» **THE PROBLEM**:
What follows are records. Restate all of them word for word.

(Structured figure records)
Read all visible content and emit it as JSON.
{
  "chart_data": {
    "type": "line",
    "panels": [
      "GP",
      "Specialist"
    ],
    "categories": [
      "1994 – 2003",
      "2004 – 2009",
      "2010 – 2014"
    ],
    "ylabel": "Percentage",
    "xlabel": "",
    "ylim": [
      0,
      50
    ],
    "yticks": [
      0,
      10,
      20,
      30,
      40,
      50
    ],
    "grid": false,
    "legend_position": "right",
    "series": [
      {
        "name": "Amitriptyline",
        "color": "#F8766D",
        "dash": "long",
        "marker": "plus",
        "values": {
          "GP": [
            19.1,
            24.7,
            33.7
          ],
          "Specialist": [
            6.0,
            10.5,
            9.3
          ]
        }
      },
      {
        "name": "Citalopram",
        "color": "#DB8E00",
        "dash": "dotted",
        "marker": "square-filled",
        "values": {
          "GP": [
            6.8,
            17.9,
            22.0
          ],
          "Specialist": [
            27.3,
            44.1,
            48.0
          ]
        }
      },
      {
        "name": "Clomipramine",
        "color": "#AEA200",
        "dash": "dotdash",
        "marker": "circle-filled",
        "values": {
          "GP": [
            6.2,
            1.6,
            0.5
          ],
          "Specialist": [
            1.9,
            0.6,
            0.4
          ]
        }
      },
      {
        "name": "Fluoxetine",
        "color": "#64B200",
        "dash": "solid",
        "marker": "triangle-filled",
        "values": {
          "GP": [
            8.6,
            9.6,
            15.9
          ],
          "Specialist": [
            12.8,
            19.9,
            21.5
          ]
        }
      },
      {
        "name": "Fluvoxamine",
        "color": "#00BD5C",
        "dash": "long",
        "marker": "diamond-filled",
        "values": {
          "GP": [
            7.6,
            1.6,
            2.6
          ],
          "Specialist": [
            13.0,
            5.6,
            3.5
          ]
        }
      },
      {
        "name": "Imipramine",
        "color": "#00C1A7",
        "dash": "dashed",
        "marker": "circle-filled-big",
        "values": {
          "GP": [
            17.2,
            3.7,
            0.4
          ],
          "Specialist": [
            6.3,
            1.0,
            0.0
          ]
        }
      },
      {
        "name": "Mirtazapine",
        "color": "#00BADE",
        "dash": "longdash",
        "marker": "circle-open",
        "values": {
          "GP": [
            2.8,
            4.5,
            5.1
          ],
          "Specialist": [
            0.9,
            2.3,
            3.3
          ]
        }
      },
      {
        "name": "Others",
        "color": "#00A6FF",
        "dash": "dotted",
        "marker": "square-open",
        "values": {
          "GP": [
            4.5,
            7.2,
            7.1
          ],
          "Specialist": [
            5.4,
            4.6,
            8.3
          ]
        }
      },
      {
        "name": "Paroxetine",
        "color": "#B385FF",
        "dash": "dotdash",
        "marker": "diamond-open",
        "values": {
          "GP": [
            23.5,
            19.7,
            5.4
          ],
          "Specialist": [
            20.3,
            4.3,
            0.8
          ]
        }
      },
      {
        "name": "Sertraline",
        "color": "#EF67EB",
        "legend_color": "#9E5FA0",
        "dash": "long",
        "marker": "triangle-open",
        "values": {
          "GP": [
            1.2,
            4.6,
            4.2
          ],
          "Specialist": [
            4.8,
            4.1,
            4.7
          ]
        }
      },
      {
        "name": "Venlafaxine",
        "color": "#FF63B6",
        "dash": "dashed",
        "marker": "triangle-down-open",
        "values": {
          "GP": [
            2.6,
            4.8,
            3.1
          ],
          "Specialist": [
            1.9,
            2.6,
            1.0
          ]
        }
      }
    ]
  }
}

» **FULL ANSWER**:
Read all visible content and emit it as JSON.
{
  "chart_data": {
    "type": "line",
    "panels": [
      "GP",
      "Specialist"
    ],
    "categories": [
      "1994 – 2003",
      "2004 – 2009",
      "2010 – 2014"
    ],
    "ylabel": "Percentage",
    "xlabel": "",
    "ylim": [
      0,
      50
    ],
    "yticks": [
      0,
      10,
      20,
      30,
      40,
      50
    ],
    "grid": false,
    "legend_position": "right",
    "series": [
      {
        "name": "Amitriptyline",
        "color": "#F8766D",
        "dash": "long",
        "marker": "plus",
        "values": {
          "GP": [
            19.1,
            24.7,
            33.7
          ],
          "Specialist": [
            6.0,
            10.5,
            9.3
          ]
        }
      },
      {
        "name": "Citalopram",
        "color": "#DB8E00",
        "dash": "dotted",
        "marker": "square-filled",
        "values": {
          "GP": [
            6.8,
            17.9,
            22.0
          ],
          "Specialist": [
            27.3,
            44.1,
            48.0
          ]
        }
      },
      {
        "name": "Clomipramine",
        "color": "#AEA200",
        "dash": "dotdash",
        "marker": "circle-filled",
        "values": {
          "GP": [
            6.2,
            1.6,
            0.5
          ],
          "Specialist": [
            1.9,
            0.6,
            0.4
          ]
        }
      },
      {
        "name": "Fluoxetine",
        "color": "#64B200",
        "dash": "solid",
        "marker": "triangle-filled",
        "values": {
          "GP": [
            8.6,
            9.6,
            15.9
          ],
          "Specialist": [
            12.8,
            19.9,
            21.5
          ]
        }
      },
      {
        "name": "Fluvoxamine",
        "color": "#00BD5C",
        "dash": "long",
        "marker": "diamond-filled",
        "values": {
          "GP": [
            7.6,
            1.6,
            2.6
          ],
          "Specialist": [
            13.0,
            5.6,
            3.5
          ]
        }
      },
      {
        "name": "Imipramine",
        "color": "#00C1A7",
        "dash": "dashed",
        "marker": "circle-filled-big",
        "values": {
          "GP": [
            17.2,
            3.7,
            0.4
          ],
          "Specialist": [
            6.3,
            1.0,
            0.0
          ]
        }
      },
      {
        "name": "Mirtazapine",
        "color": "#00BADE",
        "dash": "longdash",
        "marker": "circle-open",
        "values": {
          "GP": [
            2.8,
            4.5,
            5.1
          ],
          "Specialist": [
            0.9,
            2.3,
            3.3
          ]
        }
      },
      {
        "name": "Others",
        "color": "#00A6FF",
        "dash": "dotted",
        "marker": "square-open",
        "values": {
          "GP": [
            4.5,
            7.2,
            7.1
          ],
          "Specialist": [
            5.4,
            4.6,
            8.3
          ]
        }
      },
      {
        "name": "Paroxetine",
        "color": "#B385FF",
        "dash": "dotdash",
        "marker": "diamond-open",
        "values": {
          "GP": [
            23.5,
            19.7,
            5.4
          ],
          "Specialist": [
            20.3,
            4.3,
            0.8
          ]
        }
      },
      {
        "name": "Sertraline",
        "color": "#EF67EB",
        "legend_color": "#9E5FA0",
        "dash": "long",
        "marker": "triangle-open",
        "values": {
          "GP": [
            1.2,
            4.6,
            4.2
          ],
          "Specialist": [
            4.8,
            4.1,
            4.7
          ]
        }
      },
      {
        "name": "Venlafaxine",
        "color": "#FF63B6",
        "dash": "dashed",
        "marker": "triangle-down-open",
        "values": {
          "GP": [
            2.6,
            4.8,
            3.1
          ],
          "Specialist": [
            1.9,
            2.6,
            1.0
          ]
        }
      }
    ]
  }
}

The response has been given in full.